## WHAT TO WORK ON
Copy out the data from the line containing "button[interactable]: Notes —" through the line containing "staticText: 5:34 PM — [328, 5, 428, 35]", without changing anything.
>>>
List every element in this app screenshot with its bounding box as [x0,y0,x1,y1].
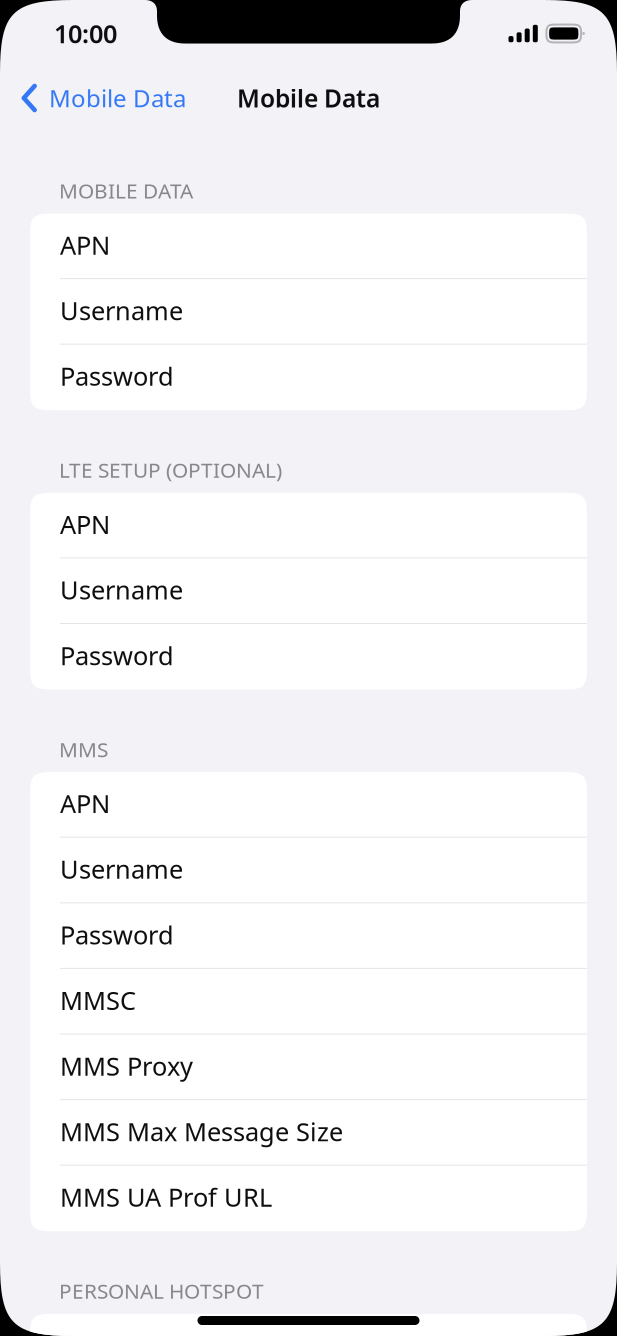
button[interactable]: Mobile Data [0,73,186,123]
button[interactable]: APN [30,1314,587,1336]
button[interactable]: APN [30,493,587,558]
staticText: MMSC [60,983,136,1017]
staticText: Password [60,638,174,672]
staticText: Mobile Data [237,81,380,115]
staticText: APN [60,507,110,541]
staticText: Password [60,917,174,952]
staticText: Mobile Data [49,82,186,114]
button[interactable]: MMSC [30,969,587,1034]
staticText: Password [60,359,174,393]
staticText: Username [60,852,183,886]
button[interactable]: APN [30,772,587,838]
staticText: Username [60,572,183,607]
button[interactable]: MMS Max Message Size [30,1100,587,1166]
staticText: APN [60,228,110,262]
staticText: 10:00 [54,17,117,50]
staticText: MMS Proxy [60,1048,193,1083]
button[interactable]: APN [30,214,587,279]
staticText: MOBILE DATA [59,176,193,205]
staticText: MMS UA Prof URL [60,1180,272,1214]
button[interactable]: Password [30,345,587,410]
button[interactable]: Password [30,903,587,969]
staticText: LTE SETUP (OPTIONAL) [59,456,282,484]
staticText: MMS [59,735,108,763]
staticText: Username [60,293,183,328]
staticText: MMS Max Message Size [60,1114,343,1149]
button[interactable]: Username [30,838,587,903]
staticText: PERSONAL HOTSPOT [59,1277,264,1305]
button[interactable]: MMS Proxy [30,1034,587,1100]
button[interactable]: Password [30,624,587,690]
button[interactable]: Username [30,279,587,345]
button[interactable]: Username [30,558,587,624]
staticText: APN [60,786,110,821]
button[interactable]: MMS UA Prof URL [30,1166,587,1231]
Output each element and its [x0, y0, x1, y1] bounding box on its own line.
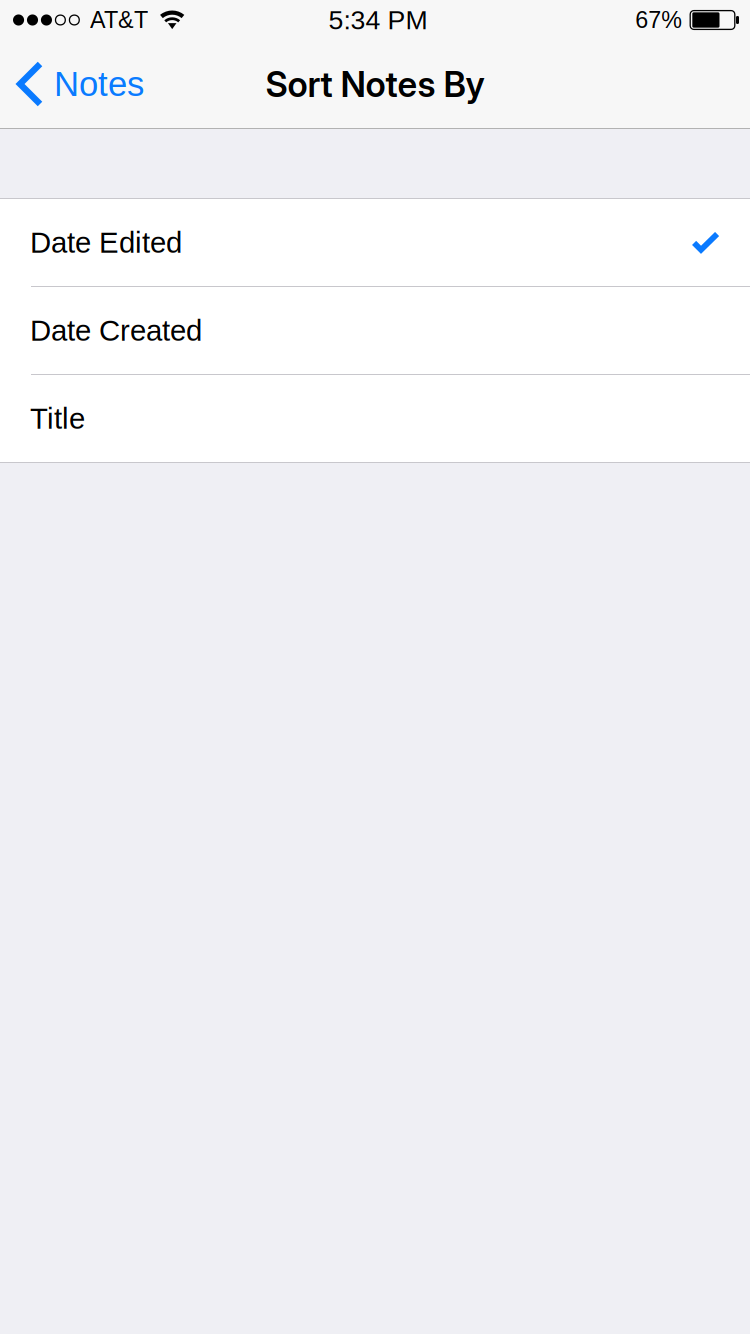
button[interactable]: Notes — [0, 40, 164, 128]
staticText: Date Edited — [30, 226, 182, 259]
staticText: Sort Notes By — [266, 63, 484, 105]
staticText: Date Created — [30, 314, 202, 347]
staticText: AT&T — [90, 7, 148, 33]
staticText: Notes — [54, 65, 144, 103]
button[interactable]: Title — [0, 375, 750, 462]
staticText: 67% — [635, 7, 682, 33]
button[interactable]: Date Created — [0, 287, 750, 374]
staticText: Title — [30, 402, 85, 435]
staticText: 5:34 PM — [328, 5, 428, 35]
button[interactable]: Date Edited — [0, 199, 750, 286]
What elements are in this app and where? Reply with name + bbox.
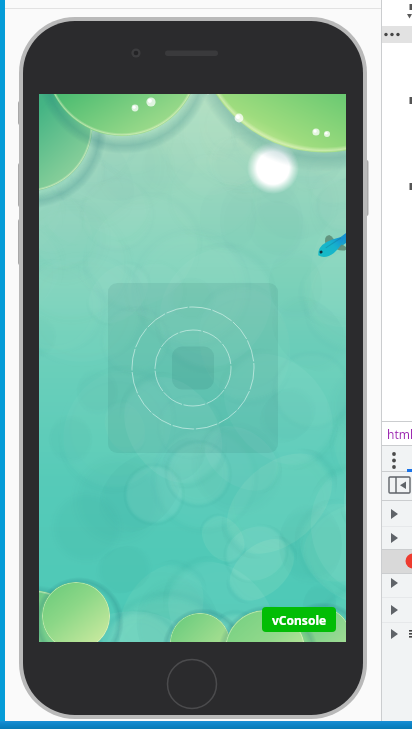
button[interactable]: Customize and control DevTools [386, 448, 404, 469]
button[interactable]: html [382, 422, 412, 445]
staticText: vConsole [272, 612, 327, 628]
button[interactable]: Expand log entry [382, 527, 412, 551]
staticText: html [387, 426, 412, 442]
button[interactable]: Expand log entry [382, 622, 412, 646]
button[interactable]: Scan target area [108, 283, 278, 453]
button[interactable]: Expand log entry [382, 598, 412, 622]
button[interactable]: Toggle console sidebar [385, 474, 409, 496]
button[interactable]: More tabs [382, 26, 412, 43]
button[interactable]: Expand log entry [382, 574, 412, 598]
button[interactable]: Home [167, 659, 217, 709]
button[interactable]: vConsole [262, 607, 336, 632]
button[interactable]: Expand log entry [382, 503, 412, 527]
button[interactable]: Expand log entry [382, 550, 412, 574]
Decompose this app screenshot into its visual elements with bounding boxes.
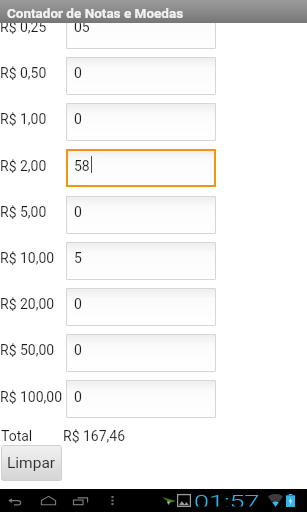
staticText: 0	[74, 204, 82, 220]
staticText: 01:57	[194, 490, 260, 507]
staticText: R$ 0,50	[0, 65, 47, 81]
button[interactable]	[66, 288, 216, 326]
staticText: 0	[74, 111, 82, 127]
staticText: 0	[74, 389, 82, 405]
staticText: R$ 5,00	[0, 204, 47, 220]
staticText: 0	[74, 65, 82, 81]
staticText: R$ 100,00	[0, 389, 63, 405]
button[interactable]	[66, 11, 216, 49]
button[interactable]: More options	[104, 489, 120, 512]
staticText: 0	[74, 342, 82, 358]
button[interactable]	[66, 242, 216, 280]
button[interactable]: Recent apps	[69, 489, 91, 512]
staticText: Limpar	[7, 454, 56, 472]
button[interactable]	[66, 196, 216, 234]
staticText: R$ 0,25	[0, 19, 47, 35]
staticText: R$ 10,00	[0, 250, 55, 266]
button[interactable]	[66, 57, 216, 95]
staticText: Contador de Notas e Moedas	[7, 5, 184, 21]
staticText: R$ 2,00	[0, 158, 47, 174]
staticText: 5	[74, 250, 82, 266]
staticText: R$ 167,46	[63, 428, 126, 444]
button[interactable]	[66, 334, 216, 372]
button[interactable]: Limpar	[1, 445, 62, 481]
staticText: 05	[74, 19, 90, 35]
button[interactable]: Home	[37, 489, 59, 512]
button[interactable]	[66, 103, 216, 141]
staticText: 58	[74, 158, 90, 174]
button[interactable]	[66, 380, 216, 418]
button[interactable]	[66, 149, 216, 187]
staticText: R$ 50,00	[0, 342, 55, 358]
staticText: R$ 1,00	[0, 111, 47, 127]
staticText: Total	[1, 428, 33, 444]
staticText: 0	[74, 296, 82, 312]
staticText: R$ 20,00	[0, 296, 55, 312]
button[interactable]: Back	[3, 489, 25, 512]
<<<
## RESPONSE TO THIS TASK
button[interactable]: Notes — [0, 40, 164, 128]
staticText: Date Edited — [30, 226, 182, 259]
staticText: Sort Notes By — [266, 63, 484, 105]
staticText: Date Created — [30, 314, 202, 347]
staticText: AT&T — [90, 7, 148, 33]
staticText: Notes — [54, 65, 144, 103]
button[interactable]: Title — [0, 375, 750, 462]
staticText: 67% — [635, 7, 682, 33]
button[interactable]: Date Created — [0, 287, 750, 374]
staticText: Title — [30, 402, 85, 435]
staticText: 5:34 PM — [328, 5, 428, 35]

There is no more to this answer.